[Records from a dataset]

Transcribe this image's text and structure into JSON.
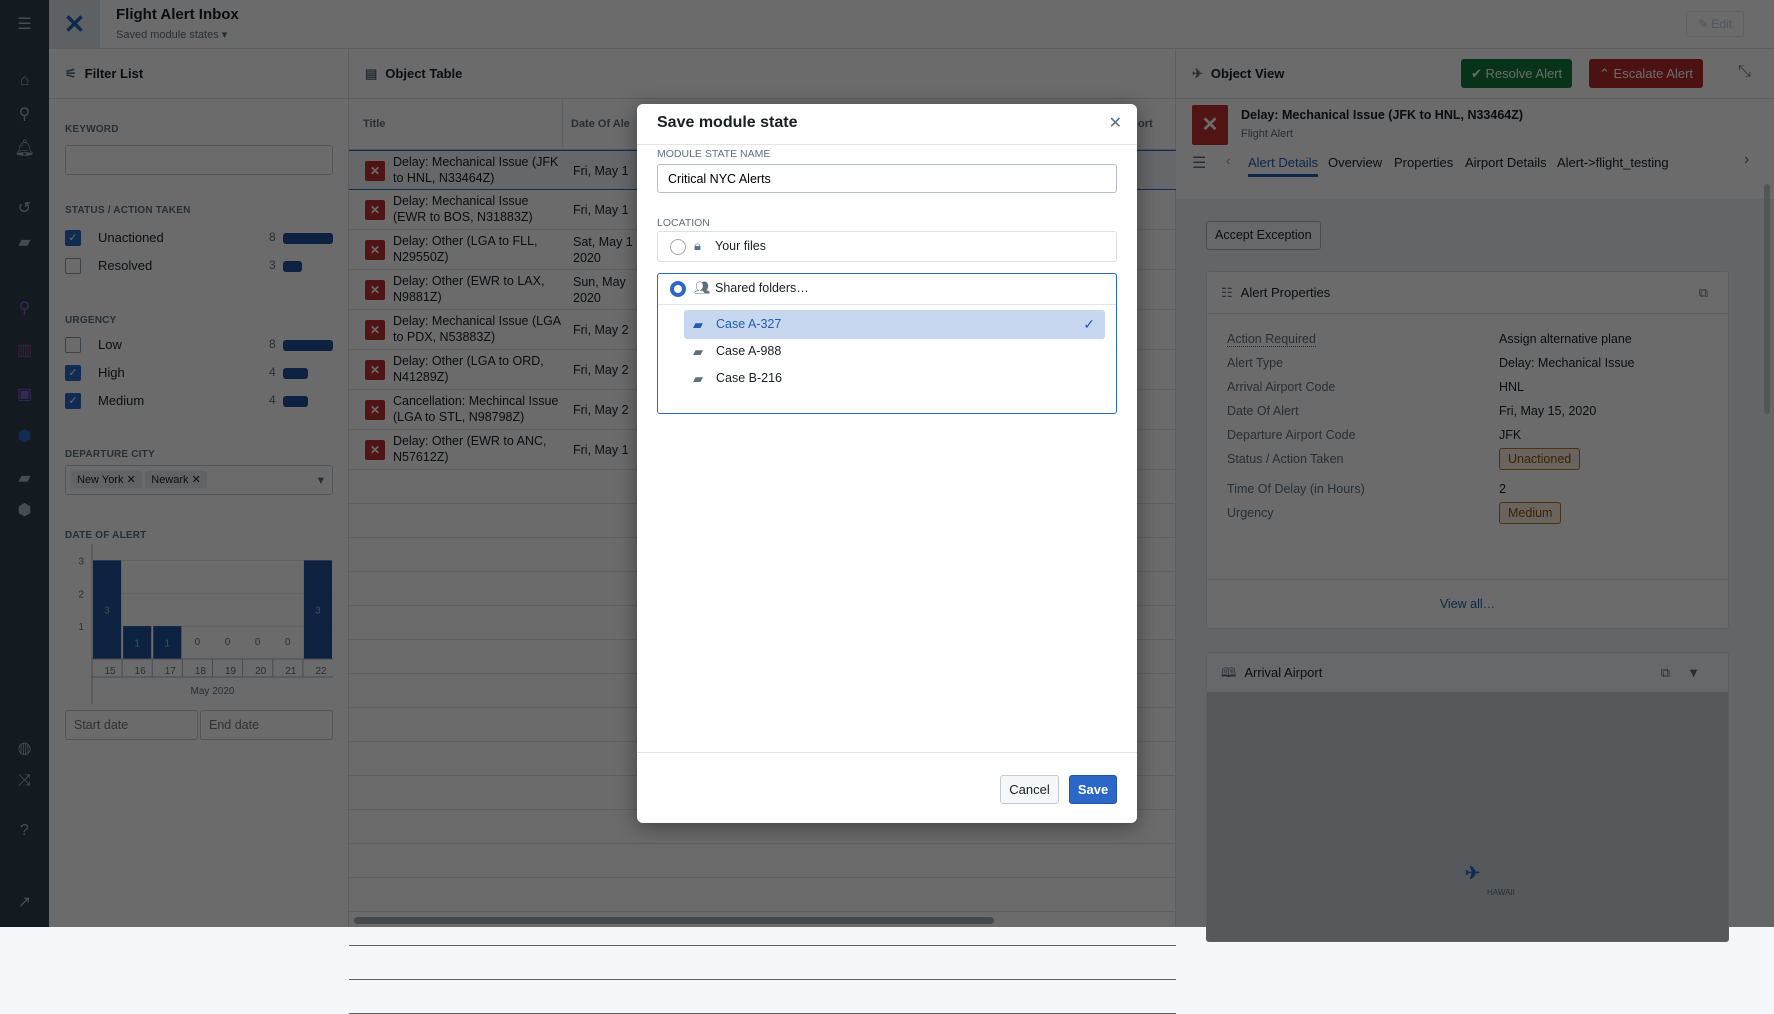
{
  "app": {
    "title": "Flight Alert Inbox",
    "subtitle": "Saved module states",
    "edit_label": "Edit"
  },
  "filter": {
    "title": "Filter List",
    "keyword_label": "KEYWORD",
    "keyword_value": "",
    "status_label": "STATUS / ACTION TAKEN",
    "status": [
      {
        "label": "Unactioned",
        "count": "8",
        "checked": true,
        "fraction": 1
      },
      {
        "label": "Resolved",
        "count": "3",
        "checked": false,
        "fraction": 0.375
      }
    ],
    "urgency_label": "URGENCY",
    "urgency": [
      {
        "label": "Low",
        "count": "8",
        "checked": false,
        "fraction": 1
      },
      {
        "label": "High",
        "count": "4",
        "checked": true,
        "fraction": 0.5
      },
      {
        "label": "Medium",
        "count": "4",
        "checked": true,
        "fraction": 0.5
      }
    ],
    "city_label": "DEPARTURE CITY",
    "cities": [
      "New York",
      "Newark"
    ],
    "date_label": "DATE OF ALERT",
    "start_placeholder": "Start date",
    "end_placeholder": "End date"
  },
  "chart_data": {
    "type": "bar",
    "categories": [
      "15",
      "16",
      "17",
      "18",
      "19",
      "20",
      "21",
      "22"
    ],
    "values": [
      3,
      1,
      1,
      0,
      0,
      0,
      0,
      3
    ],
    "xlabel": "May 2020",
    "ylabel": "",
    "yticks": [
      1,
      2,
      3
    ],
    "ylim": [
      0,
      3.5
    ],
    "bar_color": "#1f4f99"
  },
  "table": {
    "title": "Object Table",
    "columns": [
      "Title",
      "Date Of Ale",
      "ort"
    ],
    "rows": [
      {
        "title": "Delay: Mechanical Issue (JFK to HNL, N33464Z)",
        "date": [
          "Fri, May 1"
        ]
      },
      {
        "title": "Delay: Mechanical Issue (EWR to BOS, N31883Z)",
        "date": [
          "Fri, May 1"
        ]
      },
      {
        "title": "Delay: Other (LGA to FLL, N29550Z)",
        "date": [
          "Sat, May 1",
          "2020"
        ]
      },
      {
        "title": "Delay: Other (EWR to LAX, N9881Z)",
        "date": [
          "Sun, May",
          "2020"
        ]
      },
      {
        "title": "Delay: Mechanical Issue (LGA to PDX, N53883Z)",
        "date": [
          "Fri, May 2"
        ]
      },
      {
        "title": "Delay: Other (LGA to ORD, N41289Z)",
        "date": [
          "Fri, May 2"
        ]
      },
      {
        "title": "Cancellation: Mechincal Issue (LGA to STL, N98798Z)",
        "date": [
          "Fri, May 2"
        ]
      },
      {
        "title": "Delay: Other (EWR to ANC, N57612Z)",
        "date": [
          "Fri, May 1"
        ]
      }
    ]
  },
  "object_view": {
    "title": "Object View",
    "resolve_label": "Resolve Alert",
    "escalate_label": "Escalate Alert",
    "object_title": "Delay: Mechanical Issue (JFK to HNL, N33464Z)",
    "object_type": "Flight Alert",
    "tabs": [
      "Alert Details",
      "Overview",
      "Properties",
      "Airport Details",
      "Alert->flight_testing"
    ],
    "active_tab": "Alert Details",
    "accept_label": "Accept Exception",
    "props_title": "Alert Properties",
    "props": [
      {
        "k": "Action Required",
        "v": "Assign alternative plane"
      },
      {
        "k": "Alert Type",
        "v": "Delay: Mechanical Issue"
      },
      {
        "k": "Arrival Airport Code",
        "v": "HNL"
      },
      {
        "k": "Date Of Alert",
        "v": "Fri, May 15, 2020"
      },
      {
        "k": "Departure Airport Code",
        "v": "JFK"
      },
      {
        "k": "Status / Action Taken",
        "v": "Unactioned",
        "badge": true
      },
      {
        "k": "Time Of Delay (in Hours)",
        "v": "2"
      },
      {
        "k": "Urgency",
        "v": "Medium",
        "badge": true
      }
    ],
    "view_all": "View all…",
    "map_title": "Arrival Airport",
    "map_label": "HAWAII"
  },
  "modal": {
    "title": "Save module state",
    "name_label": "MODULE STATE NAME",
    "name_value": "Critical NYC Alerts",
    "location_label": "LOCATION",
    "your_files": "Your files",
    "shared_folders": "Shared folders…",
    "folders": [
      {
        "name": "Case A-327",
        "selected": true
      },
      {
        "name": "Case A-988",
        "selected": false
      },
      {
        "name": "Case B-216",
        "selected": false
      }
    ],
    "cancel_label": "Cancel",
    "save_label": "Save"
  },
  "colors": {
    "primary": "#2b67c6",
    "success": "#0f7a3e",
    "danger": "#b52b2b",
    "alert_icon": "#c23030"
  }
}
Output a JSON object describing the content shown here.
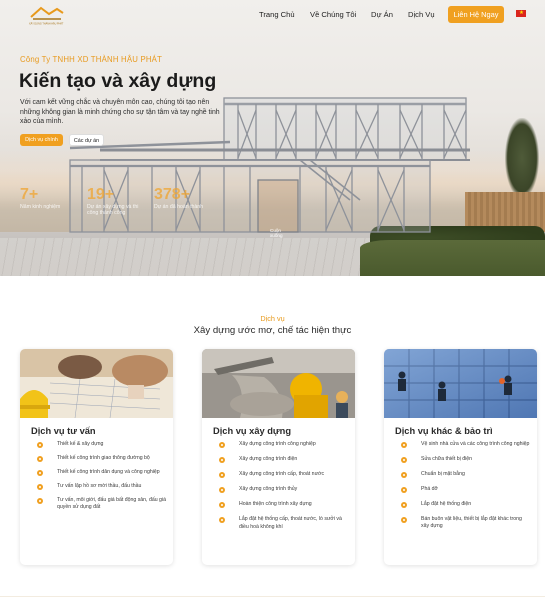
{
  "brand": {
    "logo_caption": "XÂY DỰNG THÀNH HẬU PHÁT"
  },
  "nav": {
    "items": [
      {
        "label": "Trang Chủ"
      },
      {
        "label": "Về Chúng Tôi"
      },
      {
        "label": "Dự Án"
      },
      {
        "label": "Dịch Vụ"
      }
    ],
    "contact_label": "Liên Hệ Ngay",
    "language_icon": "vietnam-flag-icon"
  },
  "hero": {
    "company": "Công Ty TNHH XD THÀNH HẬU PHÁT",
    "headline": "Kiến tạo và xây dựng",
    "description": "Với cam kết vững chắc và chuyên môn cao, chúng tôi tạo nên những không gian là minh chứng cho sự tận tâm và tay nghề tinh xảo của mình.",
    "primary_button": "Dịch vụ chính",
    "secondary_button": "Các dự án",
    "stats": [
      {
        "value": "7+",
        "label": "Năm kinh nghiệm"
      },
      {
        "value": "19+",
        "label": "Dự án xây dựng và thi công thành công"
      },
      {
        "value": "378+",
        "label": "Dự án đã hoàn thành"
      }
    ],
    "scroll_hint": "Cuộn xuống"
  },
  "services": {
    "kicker": "Dịch vụ",
    "title": "Xây dựng ước mơ, chế tác hiện thực",
    "cards": [
      {
        "title": "Dịch vụ tư vấn",
        "items": [
          "Thiết kế & xây dựng",
          "Thiết kế công trình giao thông đường bộ",
          "Thiết kế công trình dân dụng và công nghiệp",
          "Tư vấn lập hồ sơ mời thầu, đấu thầu",
          "Tư vấn, môi giới, đấu giá bất động sản, đấu giá quyền sử dụng đất"
        ]
      },
      {
        "title": "Dịch vụ xây dựng",
        "items": [
          "Xây dựng công trình công nghiệp",
          "Xây dựng công trình điện",
          "Xây dựng công trình cấp, thoát nước",
          "Xây dựng công trình thủy",
          "Hoàn thiện công trình xây dựng",
          "Lắp đặt hệ thống cấp, thoát nước, lò sưởi và điều hoà không khí"
        ]
      },
      {
        "title": "Dịch vụ khác & bảo trì",
        "items": [
          "Vệ sinh nhà cửa và các công trình công nghiệp",
          "Sửa chữa thiết bị điện",
          "Chuẩn bị mặt bằng",
          "Phá dỡ",
          "Lắp đặt hệ thống điện",
          "Bán buôn vật liệu, thiết bị lắp đặt khác trong xây dựng"
        ]
      }
    ]
  },
  "colors": {
    "accent": "#f0a020",
    "kicker": "#e89a1d"
  }
}
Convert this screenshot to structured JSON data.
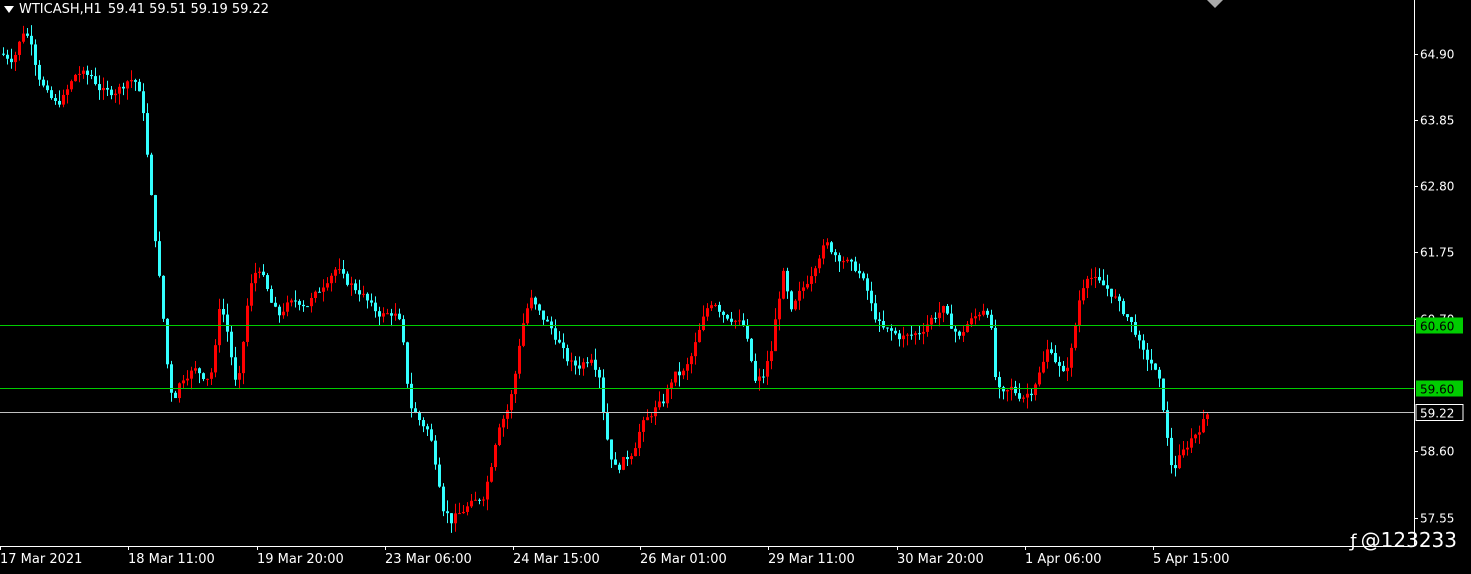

* [YOUR TASK]: Give back the entries verbatim. Do not include any picture.

* [OUTPUT]:
Transcribe this image's text and structure into JSON.
{
  "app": {
    "title": "Flight Alert Inbox",
    "subtitle": "Saved module states",
    "edit_label": "Edit"
  },
  "filter": {
    "title": "Filter List",
    "keyword_label": "KEYWORD",
    "keyword_value": "",
    "status_label": "STATUS / ACTION TAKEN",
    "status": [
      {
        "label": "Unactioned",
        "count": "8",
        "checked": true,
        "fraction": 1
      },
      {
        "label": "Resolved",
        "count": "3",
        "checked": false,
        "fraction": 0.375
      }
    ],
    "urgency_label": "URGENCY",
    "urgency": [
      {
        "label": "Low",
        "count": "8",
        "checked": false,
        "fraction": 1
      },
      {
        "label": "High",
        "count": "4",
        "checked": true,
        "fraction": 0.5
      },
      {
        "label": "Medium",
        "count": "4",
        "checked": true,
        "fraction": 0.5
      }
    ],
    "city_label": "DEPARTURE CITY",
    "cities": [
      "New York",
      "Newark"
    ],
    "date_label": "DATE OF ALERT",
    "start_placeholder": "Start date",
    "end_placeholder": "End date"
  },
  "chart_data": {
    "type": "bar",
    "categories": [
      "15",
      "16",
      "17",
      "18",
      "19",
      "20",
      "21",
      "22"
    ],
    "values": [
      3,
      1,
      1,
      0,
      0,
      0,
      0,
      3
    ],
    "xlabel": "May 2020",
    "ylabel": "",
    "yticks": [
      1,
      2,
      3
    ],
    "ylim": [
      0,
      3.5
    ],
    "bar_color": "#1f4f99"
  },
  "table": {
    "title": "Object Table",
    "columns": [
      "Title",
      "Date Of Ale",
      "ort"
    ],
    "rows": [
      {
        "title": "Delay: Mechanical Issue (JFK to HNL, N33464Z)",
        "date": [
          "Fri, May 1"
        ]
      },
      {
        "title": "Delay: Mechanical Issue (EWR to BOS, N31883Z)",
        "date": [
          "Fri, May 1"
        ]
      },
      {
        "title": "Delay: Other (LGA to FLL, N29550Z)",
        "date": [
          "Sat, May 1",
          "2020"
        ]
      },
      {
        "title": "Delay: Other (EWR to LAX, N9881Z)",
        "date": [
          "Sun, May",
          "2020"
        ]
      },
      {
        "title": "Delay: Mechanical Issue (LGA to PDX, N53883Z)",
        "date": [
          "Fri, May 2"
        ]
      },
      {
        "title": "Delay: Other (LGA to ORD, N41289Z)",
        "date": [
          "Fri, May 2"
        ]
      },
      {
        "title": "Cancellation: Mechincal Issue (LGA to STL, N98798Z)",
        "date": [
          "Fri, May 2"
        ]
      },
      {
        "title": "Delay: Other (EWR to ANC, N57612Z)",
        "date": [
          "Fri, May 1"
        ]
      }
    ]
  },
  "object_view": {
    "title": "Object View",
    "resolve_label": "Resolve Alert",
    "escalate_label": "Escalate Alert",
    "object_title": "Delay: Mechanical Issue (JFK to HNL, N33464Z)",
    "object_type": "Flight Alert",
    "tabs": [
      "Alert Details",
      "Overview",
      "Properties",
      "Airport Details",
      "Alert->flight_testing"
    ],
    "active_tab": "Alert Details",
    "accept_label": "Accept Exception",
    "props_title": "Alert Properties",
    "props": [
      {
        "k": "Action Required",
        "v": "Assign alternative plane"
      },
      {
        "k": "Alert Type",
        "v": "Delay: Mechanical Issue"
      },
      {
        "k": "Arrival Airport Code",
        "v": "HNL"
      },
      {
        "k": "Date Of Alert",
        "v": "Fri, May 15, 2020"
      },
      {
        "k": "Departure Airport Code",
        "v": "JFK"
      },
      {
        "k": "Status / Action Taken",
        "v": "Unactioned",
        "badge": true
      },
      {
        "k": "Time Of Delay (in Hours)",
        "v": "2"
      },
      {
        "k": "Urgency",
        "v": "Medium",
        "badge": true
      }
    ],
    "view_all": "View all…",
    "map_title": "Arrival Airport",
    "map_label": "HAWAII"
  },
  "modal": {
    "title": "Save module state",
    "name_label": "MODULE STATE NAME",
    "name_value": "Critical NYC Alerts",
    "location_label": "LOCATION",
    "your_files": "Your files",
    "shared_folders": "Shared folders…",
    "folders": [
      {
        "name": "Case A-327",
        "selected": true
      },
      {
        "name": "Case A-988",
        "selected": false
      },
      {
        "name": "Case B-216",
        "selected": false
      }
    ],
    "cancel_label": "Cancel",
    "save_label": "Save"
  },
  "colors": {
    "primary": "#2b67c6",
    "success": "#0f7a3e",
    "danger": "#b52b2b",
    "alert_icon": "#c23030"
  }
}
Output a JSON object describing the content shown here.
{
  "brand": {
    "logo_caption": "XÂY DỰNG THÀNH HẬU PHÁT"
  },
  "nav": {
    "items": [
      {
        "label": "Trang Chủ"
      },
      {
        "label": "Về Chúng Tôi"
      },
      {
        "label": "Dự Án"
      },
      {
        "label": "Dịch Vụ"
      }
    ],
    "contact_label": "Liên Hệ Ngay",
    "language_icon": "vietnam-flag-icon"
  },
  "hero": {
    "company": "Công Ty TNHH XD THÀNH HẬU PHÁT",
    "headline": "Kiến tạo và xây dựng",
    "description": "Với cam kết vững chắc và chuyên môn cao, chúng tôi tạo nên những không gian là minh chứng cho sự tận tâm và tay nghề tinh xảo của mình.",
    "primary_button": "Dịch vụ chính",
    "secondary_button": "Các dự án",
    "stats": [
      {
        "value": "7+",
        "label": "Năm kinh nghiệm"
      },
      {
        "value": "19+",
        "label": "Dự án xây dựng và thi công thành công"
      },
      {
        "value": "378+",
        "label": "Dự án đã hoàn thành"
      }
    ],
    "scroll_hint": "Cuộn xuống"
  },
  "services": {
    "kicker": "Dịch vụ",
    "title": "Xây dựng ước mơ, chế tác hiện thực",
    "cards": [
      {
        "title": "Dịch vụ tư vấn",
        "items": [
          "Thiết kế & xây dựng",
          "Thiết kế công trình giao thông đường bộ",
          "Thiết kế công trình dân dụng và công nghiệp",
          "Tư vấn lập hồ sơ mời thầu, đấu thầu",
          "Tư vấn, môi giới, đấu giá bất động sản, đấu giá quyền sử dụng đất"
        ]
      },
      {
        "title": "Dịch vụ xây dựng",
        "items": [
          "Xây dựng công trình công nghiệp",
          "Xây dựng công trình điện",
          "Xây dựng công trình cấp, thoát nước",
          "Xây dựng công trình thủy",
          "Hoàn thiện công trình xây dựng",
          "Lắp đặt hệ thống cấp, thoát nước, lò sưởi và điều hoà không khí"
        ]
      },
      {
        "title": "Dịch vụ khác & bảo trì",
        "items": [
          "Vệ sinh nhà cửa và các công trình công nghiệp",
          "Sửa chữa thiết bị điện",
          "Chuẩn bị mặt bằng",
          "Phá dỡ",
          "Lắp đặt hệ thống điện",
          "Bán buôn vật liệu, thiết bị lắp đặt khác trong xây dựng"
        ]
      }
    ]
  },
  "colors": {
    "accent": "#f0a020",
    "kicker": "#e89a1d"
  }
}
Convert this screenshot to structured JSON data.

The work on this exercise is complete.